▸ What you have to do
In full and without alteration, repeat the material.

[Data items]
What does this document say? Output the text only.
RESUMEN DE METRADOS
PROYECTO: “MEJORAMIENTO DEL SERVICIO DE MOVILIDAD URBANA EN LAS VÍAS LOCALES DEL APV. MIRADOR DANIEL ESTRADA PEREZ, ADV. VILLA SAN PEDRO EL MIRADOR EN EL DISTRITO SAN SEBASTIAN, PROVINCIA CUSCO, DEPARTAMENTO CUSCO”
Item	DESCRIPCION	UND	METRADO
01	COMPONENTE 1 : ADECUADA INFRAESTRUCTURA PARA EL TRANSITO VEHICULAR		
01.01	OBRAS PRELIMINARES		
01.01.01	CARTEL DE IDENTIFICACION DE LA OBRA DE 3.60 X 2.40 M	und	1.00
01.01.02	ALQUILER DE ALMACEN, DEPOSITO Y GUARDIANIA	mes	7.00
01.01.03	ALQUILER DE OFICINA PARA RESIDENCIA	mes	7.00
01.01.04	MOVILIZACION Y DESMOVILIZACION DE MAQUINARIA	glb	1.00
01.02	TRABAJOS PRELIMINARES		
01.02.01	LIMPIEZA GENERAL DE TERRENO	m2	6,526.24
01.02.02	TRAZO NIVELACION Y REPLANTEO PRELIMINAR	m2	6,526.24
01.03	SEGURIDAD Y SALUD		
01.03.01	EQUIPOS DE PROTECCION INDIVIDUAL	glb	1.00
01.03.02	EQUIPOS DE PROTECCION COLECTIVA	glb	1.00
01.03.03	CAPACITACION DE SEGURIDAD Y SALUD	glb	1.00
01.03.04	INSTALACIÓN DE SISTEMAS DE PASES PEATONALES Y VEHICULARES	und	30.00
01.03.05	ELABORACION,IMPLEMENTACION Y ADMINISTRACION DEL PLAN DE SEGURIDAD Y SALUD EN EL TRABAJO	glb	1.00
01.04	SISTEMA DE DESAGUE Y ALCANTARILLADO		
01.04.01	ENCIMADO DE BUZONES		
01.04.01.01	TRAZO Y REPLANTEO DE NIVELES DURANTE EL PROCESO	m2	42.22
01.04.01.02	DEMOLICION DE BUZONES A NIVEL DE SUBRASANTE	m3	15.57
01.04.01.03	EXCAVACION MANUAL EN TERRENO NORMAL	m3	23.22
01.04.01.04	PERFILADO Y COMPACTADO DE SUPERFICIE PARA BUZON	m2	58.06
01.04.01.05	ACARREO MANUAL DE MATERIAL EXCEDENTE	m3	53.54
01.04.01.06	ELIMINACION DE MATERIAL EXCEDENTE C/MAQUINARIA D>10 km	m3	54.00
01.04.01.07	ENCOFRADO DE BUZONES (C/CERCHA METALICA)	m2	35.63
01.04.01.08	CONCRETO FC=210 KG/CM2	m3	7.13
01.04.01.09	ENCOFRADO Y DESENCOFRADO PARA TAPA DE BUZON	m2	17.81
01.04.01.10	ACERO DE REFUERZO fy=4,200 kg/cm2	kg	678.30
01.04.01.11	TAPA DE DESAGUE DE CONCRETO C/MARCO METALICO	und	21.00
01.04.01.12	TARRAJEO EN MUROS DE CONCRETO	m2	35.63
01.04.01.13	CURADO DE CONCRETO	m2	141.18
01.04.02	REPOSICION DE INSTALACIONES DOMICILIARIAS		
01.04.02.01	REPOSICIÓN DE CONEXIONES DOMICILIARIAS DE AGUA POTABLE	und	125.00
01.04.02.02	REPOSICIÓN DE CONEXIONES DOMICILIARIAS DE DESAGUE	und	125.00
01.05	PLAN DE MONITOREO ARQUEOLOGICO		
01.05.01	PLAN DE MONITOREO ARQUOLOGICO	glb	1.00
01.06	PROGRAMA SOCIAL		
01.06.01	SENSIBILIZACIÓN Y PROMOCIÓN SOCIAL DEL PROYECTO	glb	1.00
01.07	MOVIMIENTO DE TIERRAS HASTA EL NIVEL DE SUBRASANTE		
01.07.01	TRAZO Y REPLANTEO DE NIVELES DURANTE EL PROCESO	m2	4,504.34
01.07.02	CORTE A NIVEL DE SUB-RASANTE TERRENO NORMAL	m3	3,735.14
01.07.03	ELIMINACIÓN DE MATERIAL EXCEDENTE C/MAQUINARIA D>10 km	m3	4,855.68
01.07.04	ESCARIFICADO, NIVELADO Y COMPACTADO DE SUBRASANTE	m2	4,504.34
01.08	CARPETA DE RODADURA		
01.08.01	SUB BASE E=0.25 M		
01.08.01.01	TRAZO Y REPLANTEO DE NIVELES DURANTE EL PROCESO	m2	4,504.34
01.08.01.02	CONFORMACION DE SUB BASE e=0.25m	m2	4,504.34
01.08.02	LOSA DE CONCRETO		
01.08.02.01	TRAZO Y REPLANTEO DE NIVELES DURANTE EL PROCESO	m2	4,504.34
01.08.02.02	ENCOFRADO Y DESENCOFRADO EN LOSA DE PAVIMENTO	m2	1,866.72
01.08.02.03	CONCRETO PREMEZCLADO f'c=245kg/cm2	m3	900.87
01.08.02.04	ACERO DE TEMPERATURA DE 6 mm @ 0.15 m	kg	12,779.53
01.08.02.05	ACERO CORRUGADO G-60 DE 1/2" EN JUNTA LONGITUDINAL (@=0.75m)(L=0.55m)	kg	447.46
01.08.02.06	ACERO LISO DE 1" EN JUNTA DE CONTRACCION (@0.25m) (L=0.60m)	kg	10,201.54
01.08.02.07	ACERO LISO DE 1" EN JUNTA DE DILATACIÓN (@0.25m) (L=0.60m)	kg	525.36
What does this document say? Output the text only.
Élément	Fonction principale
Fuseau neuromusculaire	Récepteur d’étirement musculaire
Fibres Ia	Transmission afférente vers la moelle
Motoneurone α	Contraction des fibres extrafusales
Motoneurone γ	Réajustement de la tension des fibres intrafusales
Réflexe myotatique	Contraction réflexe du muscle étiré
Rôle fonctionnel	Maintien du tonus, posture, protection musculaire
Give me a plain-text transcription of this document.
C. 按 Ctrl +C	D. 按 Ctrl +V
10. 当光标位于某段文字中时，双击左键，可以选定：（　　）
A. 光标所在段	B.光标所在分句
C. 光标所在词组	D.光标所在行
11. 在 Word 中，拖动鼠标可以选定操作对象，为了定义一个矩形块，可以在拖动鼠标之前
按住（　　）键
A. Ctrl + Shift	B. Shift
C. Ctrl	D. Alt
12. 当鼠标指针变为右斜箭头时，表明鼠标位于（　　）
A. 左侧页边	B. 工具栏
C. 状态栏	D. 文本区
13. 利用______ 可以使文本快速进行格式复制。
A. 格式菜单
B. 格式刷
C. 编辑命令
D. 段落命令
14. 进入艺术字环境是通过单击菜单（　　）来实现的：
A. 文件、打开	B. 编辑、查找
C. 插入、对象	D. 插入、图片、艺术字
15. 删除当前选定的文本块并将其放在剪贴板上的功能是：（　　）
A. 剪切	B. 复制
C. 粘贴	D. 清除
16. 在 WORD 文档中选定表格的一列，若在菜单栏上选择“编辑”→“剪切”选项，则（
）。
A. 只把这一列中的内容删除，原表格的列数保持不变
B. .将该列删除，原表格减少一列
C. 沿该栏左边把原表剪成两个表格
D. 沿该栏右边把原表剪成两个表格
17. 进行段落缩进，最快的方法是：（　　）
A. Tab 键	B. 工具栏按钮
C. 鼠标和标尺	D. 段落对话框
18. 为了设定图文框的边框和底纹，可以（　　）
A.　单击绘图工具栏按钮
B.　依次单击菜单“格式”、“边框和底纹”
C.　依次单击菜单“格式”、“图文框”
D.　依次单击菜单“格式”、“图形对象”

▸ Complete output
What does this document say? Output the text only.
RESUMEN DE METRADOS
PROYECTO: “MEJORAMIENTO DEL SERVICIO DE MOVILIDAD URBANA EN LAS VÍAS LOCALES DEL APV. MIRADOR DANIEL ESTRADA PEREZ, ADV. VILLA SAN PEDRO EL MIRADOR EN EL DISTRITO SAN SEBASTIAN, PROVINCIA CUSCO, DEPARTAMENTO CUSCO”
Item	DESCRIPCION	UND	METRADO
01	COMPONENTE 1 : ADECUADA INFRAESTRUCTURA PARA EL TRANSITO VEHICULAR		
01.01	OBRAS PRELIMINARES		
01.01.01	CARTEL DE IDENTIFICACION DE LA OBRA DE 3.60 X 2.40 M	und	1.00
01.01.02	ALQUILER DE ALMACEN, DEPOSITO Y GUARDIANIA	mes	7.00
01.01.03	ALQUILER DE OFICINA PARA RESIDENCIA	mes	7.00
01.01.04	MOVILIZACION Y DESMOVILIZACION DE MAQUINARIA	glb	1.00
01.02	TRABAJOS PRELIMINARES		
01.02.01	LIMPIEZA GENERAL DE TERRENO	m2	6,526.24
01.02.02	TRAZO NIVELACION Y REPLANTEO PRELIMINAR	m2	6,526.24
01.03	SEGURIDAD Y SALUD		
01.03.01	EQUIPOS DE PROTECCION INDIVIDUAL	glb	1.00
01.03.02	EQUIPOS DE PROTECCION COLECTIVA	glb	1.00
01.03.03	CAPACITACION DE SEGURIDAD Y SALUD	glb	1.00
01.03.04	INSTALACIÓN DE SISTEMAS DE PASES PEATONALES Y VEHICULARES	und	30.00
01.03.05	ELABORACION,IMPLEMENTACION Y ADMINISTRACION DEL PLAN DE SEGURIDAD Y SALUD EN EL TRABAJO	glb	1.00
01.04	SISTEMA DE DESAGUE Y ALCANTARILLADO		
01.04.01	ENCIMADO DE BUZONES		
01.04.01.01	TRAZO Y REPLANTEO DE NIVELES DURANTE EL PROCESO	m2	42.22
01.04.01.02	DEMOLICION DE BUZONES A NIVEL DE SUBRASANTE	m3	15.57
01.04.01.03	EXCAVACION MANUAL EN TERRENO NORMAL	m3	23.22
01.04.01.04	PERFILADO Y COMPACTADO DE SUPERFICIE PARA BUZON	m2	58.06
01.04.01.05	ACARREO MANUAL DE MATERIAL EXCEDENTE	m3	53.54
01.04.01.06	ELIMINACION DE MATERIAL EXCEDENTE C/MAQUINARIA D>10 km	m3	54.00
01.04.01.07	ENCOFRADO DE BUZONES (C/CERCHA METALICA)	m2	35.63
01.04.01.08	CONCRETO FC=210 KG/CM2	m3	7.13
01.04.01.09	ENCOFRADO Y DESENCOFRADO PARA TAPA DE BUZON	m2	17.81
01.04.01.10	ACERO DE REFUERZO fy=4,200 kg/cm2	kg	678.30
01.04.01.11	TAPA DE DESAGUE DE CONCRETO C/MARCO METALICO	und	21.00
01.04.01.12	TARRAJEO EN MUROS DE CONCRETO	m2	35.63
01.04.01.13	CURADO DE CONCRETO	m2	141.18
01.04.02	REPOSICION DE INSTALACIONES DOMICILIARIAS		
01.04.02.01	REPOSICIÓN DE CONEXIONES DOMICILIARIAS DE AGUA POTABLE	und	125.00
01.04.02.02	REPOSICIÓN DE CONEXIONES DOMICILIARIAS DE DESAGUE	und	125.00
01.05	PLAN DE MONITOREO ARQUEOLOGICO		
01.05.01	PLAN DE MONITOREO ARQUOLOGICO	glb	1.00
01.06	PROGRAMA SOCIAL		
01.06.01	SENSIBILIZACIÓN Y PROMOCIÓN SOCIAL DEL PROYECTO	glb	1.00
01.07	MOVIMIENTO DE TIERRAS HASTA EL NIVEL DE SUBRASANTE		
01.07.01	TRAZO Y REPLANTEO DE NIVELES DURANTE EL PROCESO	m2	4,504.34
01.07.02	CORTE A NIVEL DE SUB-RASANTE TERRENO NORMAL	m3	3,735.14
01.07.03	ELIMINACIÓN DE MATERIAL EXCEDENTE C/MAQUINARIA D>10 km	m3	4,855.68
01.07.04	ESCARIFICADO, NIVELADO Y COMPACTADO DE SUBRASANTE	m2	4,504.34
01.08	CARPETA DE RODADURA		
01.08.01	SUB BASE E=0.25 M		
01.08.01.01	TRAZO Y REPLANTEO DE NIVELES DURANTE EL PROCESO	m2	4,504.34
01.08.01.02	CONFORMACION DE SUB BASE e=0.25m	m2	4,504.34
01.08.02	LOSA DE CONCRETO		
01.08.02.01	TRAZO Y REPLANTEO DE NIVELES DURANTE EL PROCESO	m2	4,504.34
01.08.02.02	ENCOFRADO Y DESENCOFRADO EN LOSA DE PAVIMENTO	m2	1,866.72
01.08.02.03	CONCRETO PREMEZCLADO f'c=245kg/cm2	m3	900.87
01.08.02.04	ACERO DE TEMPERATURA DE 6 mm @ 0.15 m	kg	12,779.53
01.08.02.05	ACERO CORRUGADO G-60 DE 1/2" EN JUNTA LONGITUDINAL (@=0.75m)(L=0.55m)	kg	447.46
01.08.02.06	ACERO LISO DE 1" EN JUNTA DE CONTRACCION (@0.25m) (L=0.60m)	kg	10,201.54
01.08.02.07	ACERO LISO DE 1" EN JUNTA DE DILATACIÓN (@0.25m) (L=0.60m)	kg	525.36
What does this document say? Output the text only.
Élément	Fonction principale
Fuseau neuromusculaire	Récepteur d’étirement musculaire
Fibres Ia	Transmission afférente vers la moelle
Motoneurone α	Contraction des fibres extrafusales
Motoneurone γ	Réajustement de la tension des fibres intrafusales
Réflexe myotatique	Contraction réflexe du muscle étiré
Rôle fonctionnel	Maintien du tonus, posture, protection musculaire
Give me a plain-text transcription of this document.
C. 按 Ctrl +C	D. 按 Ctrl +V
10. 当光标位于某段文字中时，双击左键，可以选定：（　　）
A. 光标所在段	B.光标所在分句
C. 光标所在词组	D.光标所在行
11. 在 Word 中，拖动鼠标可以选定操作对象，为了定义一个矩形块，可以在拖动鼠标之前
按住（　　）键
A. Ctrl + Shift	B. Shift
C. Ctrl	D. Alt
12. 当鼠标指针变为右斜箭头时，表明鼠标位于（　　）
A. 左侧页边	B. 工具栏
C. 状态栏	D. 文本区
13. 利用______ 可以使文本快速进行格式复制。
A. 格式菜单
B. 格式刷
C. 编辑命令
D. 段落命令
14. 进入艺术字环境是通过单击菜单（　　）来实现的：
A. 文件、打开	B. 编辑、查找
C. 插入、对象	D. 插入、图片、艺术字
15. 删除当前选定的文本块并将其放在剪贴板上的功能是：（　　）
A. 剪切	B. 复制
C. 粘贴	D. 清除
16. 在 WORD 文档中选定表格的一列，若在菜单栏上选择“编辑”→“剪切”选项，则（
）。
A. 只把这一列中的内容删除，原表格的列数保持不变
B. .将该列删除，原表格减少一列
C. 沿该栏左边把原表剪成两个表格
D. 沿该栏右边把原表剪成两个表格
17. 进行段落缩进，最快的方法是：（　　）
A. Tab 键	B. 工具栏按钮
C. 鼠标和标尺	D. 段落对话框
18. 为了设定图文框的边框和底纹，可以（　　）
A.　单击绘图工具栏按钮
B.　依次单击菜单“格式”、“边框和底纹”
C.　依次单击菜单“格式”、“图文框”
D.　依次单击菜单“格式”、“图形对象”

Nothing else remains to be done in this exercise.